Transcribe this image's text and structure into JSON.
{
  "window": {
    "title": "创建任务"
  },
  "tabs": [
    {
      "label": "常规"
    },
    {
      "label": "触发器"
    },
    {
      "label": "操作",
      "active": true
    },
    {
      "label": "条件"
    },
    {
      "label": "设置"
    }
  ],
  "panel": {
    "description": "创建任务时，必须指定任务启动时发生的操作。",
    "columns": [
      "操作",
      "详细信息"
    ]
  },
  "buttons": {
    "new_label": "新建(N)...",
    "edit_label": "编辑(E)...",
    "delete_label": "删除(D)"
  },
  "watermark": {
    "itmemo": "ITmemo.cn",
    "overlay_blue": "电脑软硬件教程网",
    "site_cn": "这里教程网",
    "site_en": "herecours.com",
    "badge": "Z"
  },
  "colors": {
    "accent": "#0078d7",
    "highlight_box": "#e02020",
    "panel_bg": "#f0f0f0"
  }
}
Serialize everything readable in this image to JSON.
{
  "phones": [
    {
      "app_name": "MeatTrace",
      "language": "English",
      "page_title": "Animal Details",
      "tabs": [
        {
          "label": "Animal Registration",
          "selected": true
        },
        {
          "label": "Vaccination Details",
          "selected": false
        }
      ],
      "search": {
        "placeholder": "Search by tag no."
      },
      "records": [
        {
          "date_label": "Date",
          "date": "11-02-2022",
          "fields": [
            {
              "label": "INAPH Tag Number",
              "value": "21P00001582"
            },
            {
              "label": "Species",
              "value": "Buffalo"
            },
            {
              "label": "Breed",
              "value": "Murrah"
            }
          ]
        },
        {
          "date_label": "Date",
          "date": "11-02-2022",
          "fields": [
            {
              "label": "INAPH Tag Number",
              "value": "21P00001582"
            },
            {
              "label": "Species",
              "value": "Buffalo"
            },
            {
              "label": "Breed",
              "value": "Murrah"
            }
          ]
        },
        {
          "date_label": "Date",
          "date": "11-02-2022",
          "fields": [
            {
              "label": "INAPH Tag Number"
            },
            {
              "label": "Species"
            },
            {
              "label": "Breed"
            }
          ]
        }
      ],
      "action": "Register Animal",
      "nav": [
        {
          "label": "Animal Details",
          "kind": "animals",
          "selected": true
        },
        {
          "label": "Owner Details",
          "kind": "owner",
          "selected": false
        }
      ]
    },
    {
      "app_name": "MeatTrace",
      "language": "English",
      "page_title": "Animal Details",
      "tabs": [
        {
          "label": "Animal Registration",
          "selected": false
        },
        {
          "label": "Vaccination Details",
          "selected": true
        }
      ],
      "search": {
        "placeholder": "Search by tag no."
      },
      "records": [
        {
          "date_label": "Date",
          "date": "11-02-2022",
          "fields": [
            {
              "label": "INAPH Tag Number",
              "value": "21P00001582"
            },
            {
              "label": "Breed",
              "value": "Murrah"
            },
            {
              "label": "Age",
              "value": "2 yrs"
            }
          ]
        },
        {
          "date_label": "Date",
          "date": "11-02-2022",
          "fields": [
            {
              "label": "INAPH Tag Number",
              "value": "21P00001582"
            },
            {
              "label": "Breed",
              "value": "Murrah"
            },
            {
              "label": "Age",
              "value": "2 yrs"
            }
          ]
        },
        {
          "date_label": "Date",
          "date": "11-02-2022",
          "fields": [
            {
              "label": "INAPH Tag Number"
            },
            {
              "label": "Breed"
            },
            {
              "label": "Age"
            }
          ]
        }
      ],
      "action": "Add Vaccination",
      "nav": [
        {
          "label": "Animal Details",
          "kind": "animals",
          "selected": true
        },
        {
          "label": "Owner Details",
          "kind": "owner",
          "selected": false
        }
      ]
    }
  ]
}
--- --- ---
# [Exercise brief]
Scan the lines above for "this", then copy every one that has it.

# [Answer to the task]
Transcribe this image's text and structure into JSON.
Serialize everything readable in this image to JSON.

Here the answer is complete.